◆ **Exercise**:
Copy out, character for character, the stretch from the start of the records through the line that contains "16, 1458, 103]".

## Begin Input data

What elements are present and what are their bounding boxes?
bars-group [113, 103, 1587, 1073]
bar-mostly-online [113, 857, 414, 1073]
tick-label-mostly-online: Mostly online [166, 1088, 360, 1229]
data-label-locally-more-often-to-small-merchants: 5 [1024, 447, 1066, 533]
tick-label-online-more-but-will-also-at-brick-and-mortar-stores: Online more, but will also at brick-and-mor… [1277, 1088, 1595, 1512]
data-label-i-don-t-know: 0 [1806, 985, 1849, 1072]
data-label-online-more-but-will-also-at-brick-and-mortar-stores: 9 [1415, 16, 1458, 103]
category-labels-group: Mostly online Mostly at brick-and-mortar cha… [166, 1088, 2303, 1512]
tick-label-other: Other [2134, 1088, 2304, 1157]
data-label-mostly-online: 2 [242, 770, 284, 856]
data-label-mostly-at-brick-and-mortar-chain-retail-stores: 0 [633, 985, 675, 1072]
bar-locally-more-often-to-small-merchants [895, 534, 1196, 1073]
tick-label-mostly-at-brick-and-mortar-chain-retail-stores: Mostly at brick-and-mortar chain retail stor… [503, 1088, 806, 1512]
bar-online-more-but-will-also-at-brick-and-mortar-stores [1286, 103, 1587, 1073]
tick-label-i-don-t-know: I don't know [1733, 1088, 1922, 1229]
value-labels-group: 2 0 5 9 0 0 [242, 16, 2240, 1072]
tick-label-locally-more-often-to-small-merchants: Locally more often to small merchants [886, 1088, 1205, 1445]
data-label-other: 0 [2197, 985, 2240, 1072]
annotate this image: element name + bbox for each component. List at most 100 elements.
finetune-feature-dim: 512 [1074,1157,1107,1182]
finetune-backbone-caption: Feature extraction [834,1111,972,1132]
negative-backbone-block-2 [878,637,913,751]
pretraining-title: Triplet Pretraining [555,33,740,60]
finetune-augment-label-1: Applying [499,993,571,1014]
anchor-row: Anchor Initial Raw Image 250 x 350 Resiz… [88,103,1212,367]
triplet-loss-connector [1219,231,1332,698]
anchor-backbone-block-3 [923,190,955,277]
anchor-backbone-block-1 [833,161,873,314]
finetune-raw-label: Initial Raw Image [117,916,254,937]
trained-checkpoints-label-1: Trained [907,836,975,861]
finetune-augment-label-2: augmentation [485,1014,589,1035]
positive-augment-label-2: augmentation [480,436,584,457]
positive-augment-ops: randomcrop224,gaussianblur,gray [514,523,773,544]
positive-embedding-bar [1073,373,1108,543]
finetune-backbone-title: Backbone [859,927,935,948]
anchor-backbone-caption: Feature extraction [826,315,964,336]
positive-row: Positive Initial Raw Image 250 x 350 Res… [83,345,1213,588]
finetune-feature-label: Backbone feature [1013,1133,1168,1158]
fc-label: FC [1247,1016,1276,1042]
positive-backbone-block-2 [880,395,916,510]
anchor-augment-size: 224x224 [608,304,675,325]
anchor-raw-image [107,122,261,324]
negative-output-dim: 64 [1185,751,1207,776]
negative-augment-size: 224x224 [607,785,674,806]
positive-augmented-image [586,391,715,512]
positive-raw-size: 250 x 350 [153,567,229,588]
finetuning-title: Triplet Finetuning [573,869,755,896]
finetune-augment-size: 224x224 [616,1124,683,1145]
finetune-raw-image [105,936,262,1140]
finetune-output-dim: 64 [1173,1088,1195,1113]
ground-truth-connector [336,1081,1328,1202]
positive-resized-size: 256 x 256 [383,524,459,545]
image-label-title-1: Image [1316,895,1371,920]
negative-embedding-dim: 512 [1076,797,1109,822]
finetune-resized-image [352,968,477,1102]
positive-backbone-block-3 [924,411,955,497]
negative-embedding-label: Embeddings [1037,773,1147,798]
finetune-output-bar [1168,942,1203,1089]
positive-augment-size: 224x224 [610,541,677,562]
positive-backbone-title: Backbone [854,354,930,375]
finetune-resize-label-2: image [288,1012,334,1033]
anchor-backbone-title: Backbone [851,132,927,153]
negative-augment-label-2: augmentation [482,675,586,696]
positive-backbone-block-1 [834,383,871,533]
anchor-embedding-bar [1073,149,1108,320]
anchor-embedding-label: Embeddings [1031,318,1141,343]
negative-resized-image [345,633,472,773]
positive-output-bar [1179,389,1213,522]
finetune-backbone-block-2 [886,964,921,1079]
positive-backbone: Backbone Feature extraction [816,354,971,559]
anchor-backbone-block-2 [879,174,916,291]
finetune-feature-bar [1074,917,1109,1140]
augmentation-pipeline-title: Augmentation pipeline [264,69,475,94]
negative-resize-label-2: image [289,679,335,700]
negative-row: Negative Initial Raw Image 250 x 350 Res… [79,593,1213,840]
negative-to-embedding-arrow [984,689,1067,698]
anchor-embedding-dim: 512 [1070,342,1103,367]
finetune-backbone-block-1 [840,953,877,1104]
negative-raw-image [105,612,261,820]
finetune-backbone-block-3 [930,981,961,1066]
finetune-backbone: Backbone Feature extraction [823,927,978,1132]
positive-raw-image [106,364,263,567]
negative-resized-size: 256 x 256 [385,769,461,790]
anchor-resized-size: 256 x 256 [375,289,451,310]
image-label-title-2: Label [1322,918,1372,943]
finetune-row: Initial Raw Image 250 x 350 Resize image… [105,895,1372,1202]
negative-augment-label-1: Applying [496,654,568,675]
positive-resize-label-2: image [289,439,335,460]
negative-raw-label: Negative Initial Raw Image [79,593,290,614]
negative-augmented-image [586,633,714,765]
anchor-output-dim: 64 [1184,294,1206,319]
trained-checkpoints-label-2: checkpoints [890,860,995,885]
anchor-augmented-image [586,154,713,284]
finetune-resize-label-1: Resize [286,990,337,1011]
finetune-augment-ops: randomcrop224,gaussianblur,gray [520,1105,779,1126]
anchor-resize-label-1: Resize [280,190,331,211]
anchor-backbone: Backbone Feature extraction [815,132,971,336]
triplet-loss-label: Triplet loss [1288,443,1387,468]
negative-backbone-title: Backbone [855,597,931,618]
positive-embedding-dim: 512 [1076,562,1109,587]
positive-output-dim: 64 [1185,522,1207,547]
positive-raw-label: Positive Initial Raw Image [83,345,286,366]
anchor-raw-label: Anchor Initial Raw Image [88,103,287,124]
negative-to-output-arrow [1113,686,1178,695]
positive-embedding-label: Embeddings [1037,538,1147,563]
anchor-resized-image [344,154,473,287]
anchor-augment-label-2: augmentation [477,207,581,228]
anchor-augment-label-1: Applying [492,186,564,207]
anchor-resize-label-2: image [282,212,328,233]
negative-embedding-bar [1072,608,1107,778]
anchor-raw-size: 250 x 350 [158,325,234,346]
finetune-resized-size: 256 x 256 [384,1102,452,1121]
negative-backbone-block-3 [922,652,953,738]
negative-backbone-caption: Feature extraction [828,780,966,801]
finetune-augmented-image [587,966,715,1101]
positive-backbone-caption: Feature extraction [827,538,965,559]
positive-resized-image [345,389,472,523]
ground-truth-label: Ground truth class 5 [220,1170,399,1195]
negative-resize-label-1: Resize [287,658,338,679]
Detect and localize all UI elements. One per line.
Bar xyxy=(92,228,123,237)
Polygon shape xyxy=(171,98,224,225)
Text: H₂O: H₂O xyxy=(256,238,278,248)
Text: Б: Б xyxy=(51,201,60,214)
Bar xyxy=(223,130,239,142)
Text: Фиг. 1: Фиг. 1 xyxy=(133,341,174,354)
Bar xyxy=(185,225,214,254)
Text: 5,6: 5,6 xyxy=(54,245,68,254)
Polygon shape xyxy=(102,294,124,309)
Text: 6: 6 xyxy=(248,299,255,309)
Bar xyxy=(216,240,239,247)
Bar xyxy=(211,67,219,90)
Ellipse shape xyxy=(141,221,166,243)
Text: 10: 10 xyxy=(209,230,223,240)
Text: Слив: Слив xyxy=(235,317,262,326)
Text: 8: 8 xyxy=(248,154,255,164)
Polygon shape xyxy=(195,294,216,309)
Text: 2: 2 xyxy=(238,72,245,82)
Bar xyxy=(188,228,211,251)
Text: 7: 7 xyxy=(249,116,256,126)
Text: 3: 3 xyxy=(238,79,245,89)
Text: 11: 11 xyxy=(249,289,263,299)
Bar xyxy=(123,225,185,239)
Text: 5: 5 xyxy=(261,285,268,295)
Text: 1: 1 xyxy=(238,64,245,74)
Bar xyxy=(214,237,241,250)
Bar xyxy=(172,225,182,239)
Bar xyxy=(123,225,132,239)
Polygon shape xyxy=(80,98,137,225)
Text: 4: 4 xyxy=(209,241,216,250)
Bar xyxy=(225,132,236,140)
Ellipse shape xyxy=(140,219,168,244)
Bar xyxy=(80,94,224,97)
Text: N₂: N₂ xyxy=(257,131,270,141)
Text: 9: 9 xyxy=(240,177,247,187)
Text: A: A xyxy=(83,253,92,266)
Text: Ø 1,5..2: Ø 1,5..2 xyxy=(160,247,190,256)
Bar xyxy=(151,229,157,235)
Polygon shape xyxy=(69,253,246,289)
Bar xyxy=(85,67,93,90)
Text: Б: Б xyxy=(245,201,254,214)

## End Input data

◆ **The completed task**:
What elements are present and what are their bounding boxes?
bars-group [113, 103, 1587, 1073]
bar-mostly-online [113, 857, 414, 1073]
tick-label-mostly-online: Mostly online [166, 1088, 360, 1229]
data-label-locally-more-often-to-small-merchants: 5 [1024, 447, 1066, 533]
tick-label-online-more-but-will-also-at-brick-and-mortar-stores: Online more, but will also at brick-and-mor… [1277, 1088, 1595, 1512]
data-label-i-don-t-know: 0 [1806, 985, 1849, 1072]
data-label-online-more-but-will-also-at-brick-and-mortar-stores: 9 [1415, 16, 1458, 103]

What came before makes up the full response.